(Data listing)
....

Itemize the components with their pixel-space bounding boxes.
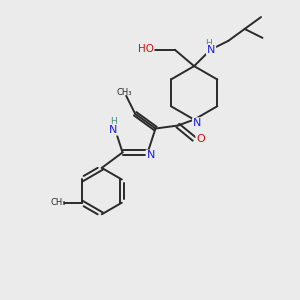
- Text: CH₃: CH₃: [50, 198, 66, 207]
- Text: HO: HO: [138, 44, 154, 54]
- Text: N: N: [207, 45, 215, 55]
- Text: H: H: [205, 39, 212, 48]
- Text: CH₃: CH₃: [117, 88, 133, 98]
- Text: N: N: [193, 118, 201, 128]
- Text: N: N: [109, 125, 118, 135]
- Text: H: H: [110, 118, 117, 127]
- Text: N: N: [146, 150, 155, 161]
- Text: O: O: [196, 134, 205, 144]
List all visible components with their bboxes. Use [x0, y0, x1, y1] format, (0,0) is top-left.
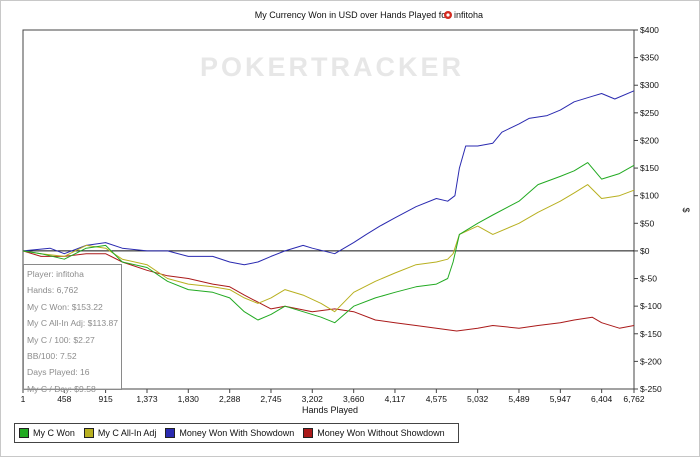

....

**Work to do**
Copy every row of the data listing above, including the requests, and shift each bounding-box coordinate in the answers by adding 132 to it. Leave the pictures out of your copy.

**Output of the exercise**
Itemize the components with their pixel-space bounding boxes.
- Text: CH₃: CH₃: [182, 330, 198, 339]
- Text: HO: HO: [270, 176, 286, 186]
- Text: N: N: [339, 177, 347, 187]
- Text: H: H: [337, 171, 344, 180]
- Text: CH₃: CH₃: [249, 220, 265, 230]
- Text: N: N: [325, 250, 333, 260]
- Text: N: N: [241, 257, 250, 267]
- Text: H: H: [242, 250, 249, 259]
- Text: N: N: [278, 282, 287, 293]
- Text: O: O: [328, 266, 337, 276]
List all visible components with their bboxes. Use [x0, y0, x1, y1] format, (0,0) is top-left.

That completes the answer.